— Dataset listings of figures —
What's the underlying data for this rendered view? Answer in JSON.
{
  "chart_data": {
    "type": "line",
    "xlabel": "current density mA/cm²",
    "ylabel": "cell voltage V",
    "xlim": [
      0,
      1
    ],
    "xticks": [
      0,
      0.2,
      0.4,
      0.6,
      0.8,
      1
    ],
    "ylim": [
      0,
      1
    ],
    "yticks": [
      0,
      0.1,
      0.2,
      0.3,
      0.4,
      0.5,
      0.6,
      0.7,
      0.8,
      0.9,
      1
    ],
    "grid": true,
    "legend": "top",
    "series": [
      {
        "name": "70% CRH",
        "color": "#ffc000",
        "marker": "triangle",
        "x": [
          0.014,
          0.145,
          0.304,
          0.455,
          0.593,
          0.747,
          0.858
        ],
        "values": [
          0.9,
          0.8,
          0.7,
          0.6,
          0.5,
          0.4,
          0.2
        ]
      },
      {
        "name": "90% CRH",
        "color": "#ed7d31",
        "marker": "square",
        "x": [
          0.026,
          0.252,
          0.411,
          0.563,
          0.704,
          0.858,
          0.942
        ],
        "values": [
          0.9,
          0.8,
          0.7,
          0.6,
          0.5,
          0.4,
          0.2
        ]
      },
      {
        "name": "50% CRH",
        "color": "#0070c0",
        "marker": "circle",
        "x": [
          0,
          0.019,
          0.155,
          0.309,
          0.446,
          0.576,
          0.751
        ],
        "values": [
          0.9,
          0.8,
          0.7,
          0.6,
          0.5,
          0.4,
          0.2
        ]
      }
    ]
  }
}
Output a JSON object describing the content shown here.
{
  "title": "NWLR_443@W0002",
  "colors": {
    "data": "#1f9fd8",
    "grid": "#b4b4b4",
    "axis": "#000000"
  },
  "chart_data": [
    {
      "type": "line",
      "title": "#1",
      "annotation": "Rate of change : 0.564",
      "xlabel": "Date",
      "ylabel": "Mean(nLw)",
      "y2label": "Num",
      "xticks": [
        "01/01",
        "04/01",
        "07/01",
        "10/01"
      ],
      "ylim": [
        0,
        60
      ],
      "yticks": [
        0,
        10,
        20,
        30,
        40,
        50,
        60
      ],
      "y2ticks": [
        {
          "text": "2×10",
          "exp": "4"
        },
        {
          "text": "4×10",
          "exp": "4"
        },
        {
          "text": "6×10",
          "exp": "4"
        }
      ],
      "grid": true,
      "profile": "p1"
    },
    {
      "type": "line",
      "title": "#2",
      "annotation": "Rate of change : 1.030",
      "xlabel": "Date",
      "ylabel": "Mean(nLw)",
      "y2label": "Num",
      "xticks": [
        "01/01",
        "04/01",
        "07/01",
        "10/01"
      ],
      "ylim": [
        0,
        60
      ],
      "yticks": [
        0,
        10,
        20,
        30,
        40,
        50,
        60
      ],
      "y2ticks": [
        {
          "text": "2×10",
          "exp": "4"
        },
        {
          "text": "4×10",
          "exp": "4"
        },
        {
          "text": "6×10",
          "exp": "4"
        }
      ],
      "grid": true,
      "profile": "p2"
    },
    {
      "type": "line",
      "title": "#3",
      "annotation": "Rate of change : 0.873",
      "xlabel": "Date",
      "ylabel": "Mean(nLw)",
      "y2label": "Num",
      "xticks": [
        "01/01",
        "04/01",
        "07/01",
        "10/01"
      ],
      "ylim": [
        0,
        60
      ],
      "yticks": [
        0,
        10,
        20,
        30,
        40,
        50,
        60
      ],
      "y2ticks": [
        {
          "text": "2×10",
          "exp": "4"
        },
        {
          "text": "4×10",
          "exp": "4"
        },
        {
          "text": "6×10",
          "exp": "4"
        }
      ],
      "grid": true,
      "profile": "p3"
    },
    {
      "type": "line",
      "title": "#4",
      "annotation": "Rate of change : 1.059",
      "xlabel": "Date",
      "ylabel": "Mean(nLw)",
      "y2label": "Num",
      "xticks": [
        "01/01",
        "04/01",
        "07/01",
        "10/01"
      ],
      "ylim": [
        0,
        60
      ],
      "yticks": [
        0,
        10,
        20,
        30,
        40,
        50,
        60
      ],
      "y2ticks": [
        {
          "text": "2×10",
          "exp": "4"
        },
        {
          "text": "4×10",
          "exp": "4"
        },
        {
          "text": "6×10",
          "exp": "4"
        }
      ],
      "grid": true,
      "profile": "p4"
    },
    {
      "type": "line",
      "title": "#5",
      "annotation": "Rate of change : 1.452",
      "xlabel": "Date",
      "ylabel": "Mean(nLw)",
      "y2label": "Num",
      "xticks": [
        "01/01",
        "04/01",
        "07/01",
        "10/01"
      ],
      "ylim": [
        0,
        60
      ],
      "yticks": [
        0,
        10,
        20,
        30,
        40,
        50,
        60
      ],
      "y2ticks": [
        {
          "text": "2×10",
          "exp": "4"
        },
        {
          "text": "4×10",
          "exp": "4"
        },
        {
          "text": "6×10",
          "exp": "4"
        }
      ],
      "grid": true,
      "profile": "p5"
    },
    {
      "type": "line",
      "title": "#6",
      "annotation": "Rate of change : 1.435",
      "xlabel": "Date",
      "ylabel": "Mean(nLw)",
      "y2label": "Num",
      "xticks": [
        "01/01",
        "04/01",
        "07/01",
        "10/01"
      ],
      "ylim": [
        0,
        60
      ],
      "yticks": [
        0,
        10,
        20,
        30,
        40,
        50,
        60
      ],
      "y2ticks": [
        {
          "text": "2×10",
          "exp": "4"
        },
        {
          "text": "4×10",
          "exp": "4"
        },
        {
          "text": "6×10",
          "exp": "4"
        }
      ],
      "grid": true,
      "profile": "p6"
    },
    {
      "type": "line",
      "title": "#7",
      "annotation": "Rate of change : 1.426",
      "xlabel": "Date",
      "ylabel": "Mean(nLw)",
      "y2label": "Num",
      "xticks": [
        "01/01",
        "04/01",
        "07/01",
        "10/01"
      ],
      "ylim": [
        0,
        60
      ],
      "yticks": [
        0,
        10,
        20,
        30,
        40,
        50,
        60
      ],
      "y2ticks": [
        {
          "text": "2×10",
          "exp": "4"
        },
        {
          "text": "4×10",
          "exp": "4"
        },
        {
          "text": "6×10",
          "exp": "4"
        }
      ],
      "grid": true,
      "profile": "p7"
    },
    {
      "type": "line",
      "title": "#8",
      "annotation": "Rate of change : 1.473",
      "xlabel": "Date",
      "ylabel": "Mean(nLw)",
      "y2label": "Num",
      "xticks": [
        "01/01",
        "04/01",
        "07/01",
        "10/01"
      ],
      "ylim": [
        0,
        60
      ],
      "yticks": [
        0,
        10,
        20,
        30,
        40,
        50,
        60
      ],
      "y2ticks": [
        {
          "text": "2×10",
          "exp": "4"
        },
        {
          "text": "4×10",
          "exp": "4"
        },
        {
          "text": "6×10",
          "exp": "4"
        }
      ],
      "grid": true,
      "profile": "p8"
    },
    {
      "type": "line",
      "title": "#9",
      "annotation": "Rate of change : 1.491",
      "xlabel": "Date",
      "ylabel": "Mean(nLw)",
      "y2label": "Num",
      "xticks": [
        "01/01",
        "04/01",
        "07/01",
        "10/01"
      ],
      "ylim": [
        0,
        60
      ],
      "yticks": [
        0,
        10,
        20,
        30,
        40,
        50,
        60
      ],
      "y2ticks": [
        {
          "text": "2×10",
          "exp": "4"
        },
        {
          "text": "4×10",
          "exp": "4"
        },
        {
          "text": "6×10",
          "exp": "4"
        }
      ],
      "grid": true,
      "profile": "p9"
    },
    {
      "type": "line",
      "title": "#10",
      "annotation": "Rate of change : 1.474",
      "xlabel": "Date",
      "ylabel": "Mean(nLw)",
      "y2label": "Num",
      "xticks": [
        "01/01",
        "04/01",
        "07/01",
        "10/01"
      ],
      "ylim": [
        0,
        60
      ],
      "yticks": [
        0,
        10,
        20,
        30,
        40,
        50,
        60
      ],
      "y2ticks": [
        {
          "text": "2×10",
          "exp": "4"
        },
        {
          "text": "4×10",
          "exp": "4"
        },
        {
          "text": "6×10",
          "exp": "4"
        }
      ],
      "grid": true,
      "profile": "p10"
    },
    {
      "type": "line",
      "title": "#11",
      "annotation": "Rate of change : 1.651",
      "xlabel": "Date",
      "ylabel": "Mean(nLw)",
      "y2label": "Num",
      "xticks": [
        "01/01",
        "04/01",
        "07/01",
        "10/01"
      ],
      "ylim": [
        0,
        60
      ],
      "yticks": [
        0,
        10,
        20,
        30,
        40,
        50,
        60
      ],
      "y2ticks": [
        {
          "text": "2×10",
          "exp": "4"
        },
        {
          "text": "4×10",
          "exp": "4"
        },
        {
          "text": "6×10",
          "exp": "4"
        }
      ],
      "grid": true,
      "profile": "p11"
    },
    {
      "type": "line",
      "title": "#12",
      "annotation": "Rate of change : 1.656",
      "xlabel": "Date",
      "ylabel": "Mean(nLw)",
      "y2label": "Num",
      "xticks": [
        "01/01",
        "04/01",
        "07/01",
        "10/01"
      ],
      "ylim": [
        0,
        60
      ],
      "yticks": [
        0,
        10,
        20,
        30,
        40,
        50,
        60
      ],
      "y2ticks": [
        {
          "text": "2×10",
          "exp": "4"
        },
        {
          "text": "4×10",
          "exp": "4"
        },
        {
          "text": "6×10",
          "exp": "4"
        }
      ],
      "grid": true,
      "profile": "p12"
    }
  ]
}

— WHAT IS NEEDED —
Go through the data above and find the lines with the word "annotation". Copy each of those lines.

— COMPLETED TASK —
      "annotation": "Rate of change : 0.564",
      "annotation": "Rate of change : 1.030",
      "annotation": "Rate of change : 0.873",
      "annotation": "Rate of change : 1.059",
      "annotation": "Rate of change : 1.452",
      "annotation": "Rate of change : 1.435",
      "annotation": "Rate of change : 1.426",
      "annotation": "Rate of change : 1.473",
      "annotation": "Rate of change : 1.491",
      "annotation": "Rate of change : 1.474",
      "annotation": "Rate of change : 1.651",
      "annotation": "Rate of change : 1.656",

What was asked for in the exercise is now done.